WRITTEN PROBLEM: Gather each line in the entries that includes the string "Application".
* BEGIN PROVIDED RECORDS *
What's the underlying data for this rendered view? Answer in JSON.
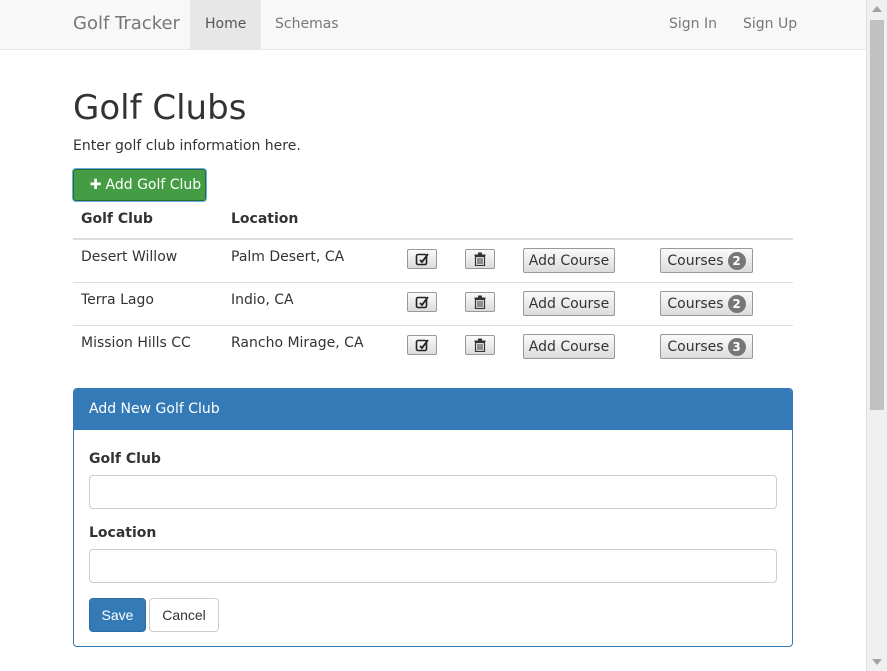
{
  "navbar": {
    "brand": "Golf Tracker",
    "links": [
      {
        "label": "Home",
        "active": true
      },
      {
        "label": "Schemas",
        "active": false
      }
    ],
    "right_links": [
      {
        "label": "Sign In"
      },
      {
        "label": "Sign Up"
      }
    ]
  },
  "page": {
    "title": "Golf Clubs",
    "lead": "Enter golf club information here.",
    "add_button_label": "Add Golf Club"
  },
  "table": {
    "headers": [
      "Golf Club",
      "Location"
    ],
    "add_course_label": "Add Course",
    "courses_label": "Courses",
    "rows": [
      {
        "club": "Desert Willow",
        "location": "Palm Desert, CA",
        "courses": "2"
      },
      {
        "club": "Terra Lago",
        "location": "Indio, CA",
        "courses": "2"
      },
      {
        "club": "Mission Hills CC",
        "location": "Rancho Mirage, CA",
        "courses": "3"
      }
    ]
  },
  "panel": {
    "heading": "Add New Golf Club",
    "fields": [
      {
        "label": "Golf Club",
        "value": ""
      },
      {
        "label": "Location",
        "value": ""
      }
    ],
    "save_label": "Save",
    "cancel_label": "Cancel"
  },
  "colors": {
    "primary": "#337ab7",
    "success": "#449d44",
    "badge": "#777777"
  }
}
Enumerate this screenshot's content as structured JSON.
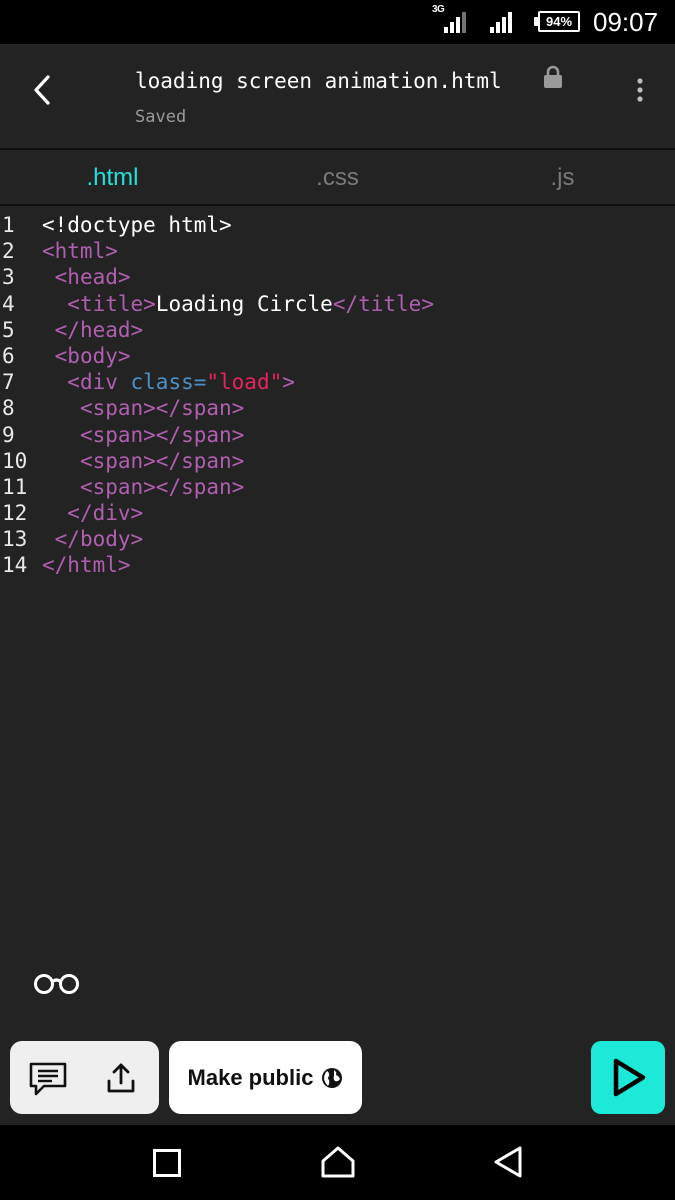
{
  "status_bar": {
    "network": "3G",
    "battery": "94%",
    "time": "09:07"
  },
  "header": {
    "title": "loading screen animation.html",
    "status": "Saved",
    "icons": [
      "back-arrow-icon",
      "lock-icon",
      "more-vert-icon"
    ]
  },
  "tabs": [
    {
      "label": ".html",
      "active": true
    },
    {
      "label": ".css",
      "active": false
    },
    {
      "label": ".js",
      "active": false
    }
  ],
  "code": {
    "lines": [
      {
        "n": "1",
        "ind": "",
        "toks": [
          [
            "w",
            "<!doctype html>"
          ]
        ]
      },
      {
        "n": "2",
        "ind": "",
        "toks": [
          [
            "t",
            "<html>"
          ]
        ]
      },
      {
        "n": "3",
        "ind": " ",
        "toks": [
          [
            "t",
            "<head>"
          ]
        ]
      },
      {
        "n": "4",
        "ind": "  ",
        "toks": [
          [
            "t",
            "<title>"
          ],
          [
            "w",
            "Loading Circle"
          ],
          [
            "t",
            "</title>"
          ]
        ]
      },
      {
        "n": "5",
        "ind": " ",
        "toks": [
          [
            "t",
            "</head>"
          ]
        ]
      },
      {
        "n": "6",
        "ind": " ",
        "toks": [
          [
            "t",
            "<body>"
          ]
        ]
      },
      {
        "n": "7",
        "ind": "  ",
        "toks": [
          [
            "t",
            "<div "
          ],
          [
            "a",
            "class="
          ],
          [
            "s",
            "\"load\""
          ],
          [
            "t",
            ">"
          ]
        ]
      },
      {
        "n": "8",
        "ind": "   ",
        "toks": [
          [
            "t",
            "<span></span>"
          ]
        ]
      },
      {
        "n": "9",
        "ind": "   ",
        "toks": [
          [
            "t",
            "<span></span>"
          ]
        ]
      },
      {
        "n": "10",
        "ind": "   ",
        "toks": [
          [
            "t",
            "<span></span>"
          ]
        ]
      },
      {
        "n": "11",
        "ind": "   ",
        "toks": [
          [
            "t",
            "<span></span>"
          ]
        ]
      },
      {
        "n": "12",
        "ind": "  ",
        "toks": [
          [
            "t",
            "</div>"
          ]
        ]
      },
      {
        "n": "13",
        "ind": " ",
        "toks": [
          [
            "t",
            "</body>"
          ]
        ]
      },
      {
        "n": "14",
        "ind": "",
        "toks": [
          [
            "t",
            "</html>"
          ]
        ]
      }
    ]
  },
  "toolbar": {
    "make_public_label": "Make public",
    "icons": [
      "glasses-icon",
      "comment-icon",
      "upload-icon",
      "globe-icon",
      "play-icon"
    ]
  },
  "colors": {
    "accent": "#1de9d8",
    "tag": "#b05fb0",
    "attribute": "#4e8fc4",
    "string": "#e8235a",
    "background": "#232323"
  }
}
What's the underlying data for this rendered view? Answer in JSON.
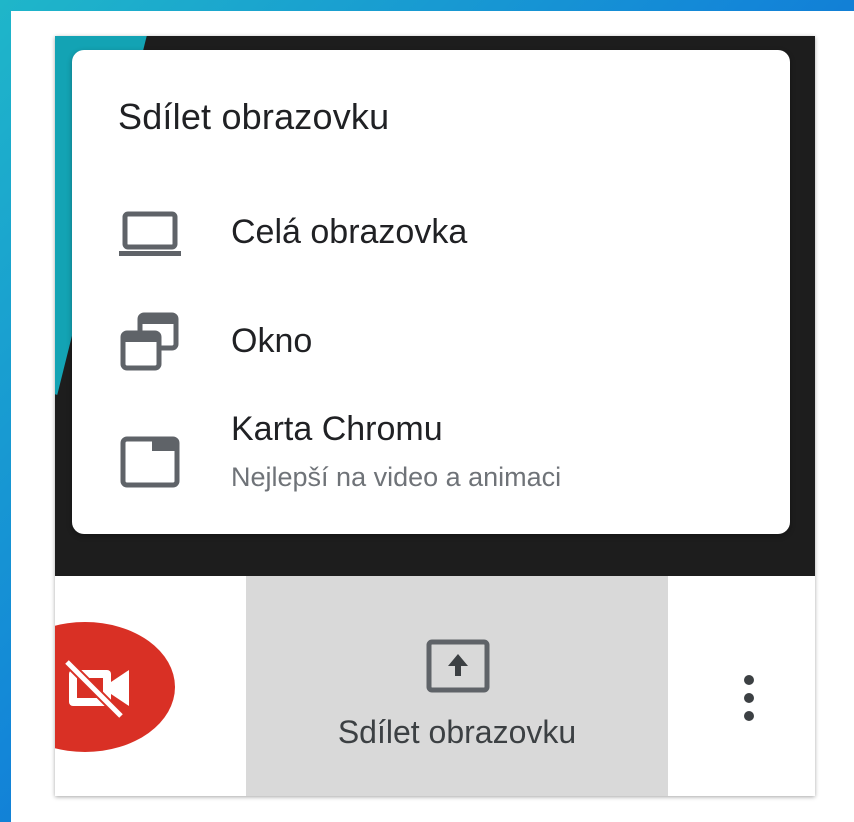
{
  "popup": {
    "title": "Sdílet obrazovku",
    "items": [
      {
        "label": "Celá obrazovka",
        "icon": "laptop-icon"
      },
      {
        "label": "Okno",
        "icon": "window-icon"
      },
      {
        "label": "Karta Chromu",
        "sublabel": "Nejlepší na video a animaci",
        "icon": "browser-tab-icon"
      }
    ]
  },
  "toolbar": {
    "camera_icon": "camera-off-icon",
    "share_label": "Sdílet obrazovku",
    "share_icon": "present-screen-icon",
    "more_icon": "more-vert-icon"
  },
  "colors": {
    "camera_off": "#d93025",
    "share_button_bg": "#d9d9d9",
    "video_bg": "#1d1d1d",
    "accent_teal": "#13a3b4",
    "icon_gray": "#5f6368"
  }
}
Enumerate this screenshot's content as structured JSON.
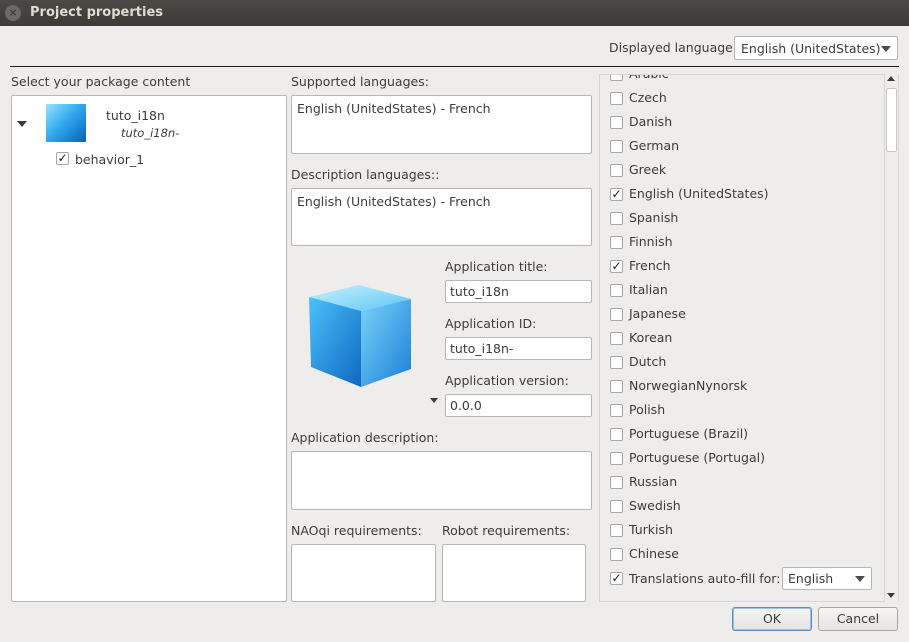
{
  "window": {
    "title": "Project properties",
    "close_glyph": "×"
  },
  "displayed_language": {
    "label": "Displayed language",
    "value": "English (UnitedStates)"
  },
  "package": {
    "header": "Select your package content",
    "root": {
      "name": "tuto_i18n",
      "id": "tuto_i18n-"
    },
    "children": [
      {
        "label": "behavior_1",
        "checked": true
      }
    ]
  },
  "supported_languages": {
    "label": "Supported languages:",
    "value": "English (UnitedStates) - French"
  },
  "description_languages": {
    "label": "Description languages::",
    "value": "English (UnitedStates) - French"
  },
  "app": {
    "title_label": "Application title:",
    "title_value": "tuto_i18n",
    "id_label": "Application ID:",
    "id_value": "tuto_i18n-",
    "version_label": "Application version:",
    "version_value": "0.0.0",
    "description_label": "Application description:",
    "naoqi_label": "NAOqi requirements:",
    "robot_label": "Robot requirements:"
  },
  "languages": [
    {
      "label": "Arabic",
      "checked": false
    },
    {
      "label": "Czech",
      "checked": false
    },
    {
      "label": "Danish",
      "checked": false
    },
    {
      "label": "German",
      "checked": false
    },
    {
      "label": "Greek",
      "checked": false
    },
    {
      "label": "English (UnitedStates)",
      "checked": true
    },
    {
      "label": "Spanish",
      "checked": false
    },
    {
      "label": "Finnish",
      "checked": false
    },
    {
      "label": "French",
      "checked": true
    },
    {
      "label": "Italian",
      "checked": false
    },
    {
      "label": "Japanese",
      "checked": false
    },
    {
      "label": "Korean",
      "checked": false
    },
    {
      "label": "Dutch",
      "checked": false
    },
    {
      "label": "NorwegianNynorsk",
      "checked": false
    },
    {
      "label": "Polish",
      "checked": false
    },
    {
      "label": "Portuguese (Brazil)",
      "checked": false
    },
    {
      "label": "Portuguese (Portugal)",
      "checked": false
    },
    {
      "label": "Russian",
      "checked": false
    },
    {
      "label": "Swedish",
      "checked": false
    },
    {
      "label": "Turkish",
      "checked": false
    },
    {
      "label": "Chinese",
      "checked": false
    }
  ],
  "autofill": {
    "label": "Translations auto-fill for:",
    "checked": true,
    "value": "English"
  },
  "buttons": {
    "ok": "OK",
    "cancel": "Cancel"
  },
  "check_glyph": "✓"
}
* END PROVIDED RECORDS *
THE REPLY:
    "title_label": "Application title:",
    "id_label": "Application ID:",
    "version_label": "Application version:",
    "description_label": "Application description:",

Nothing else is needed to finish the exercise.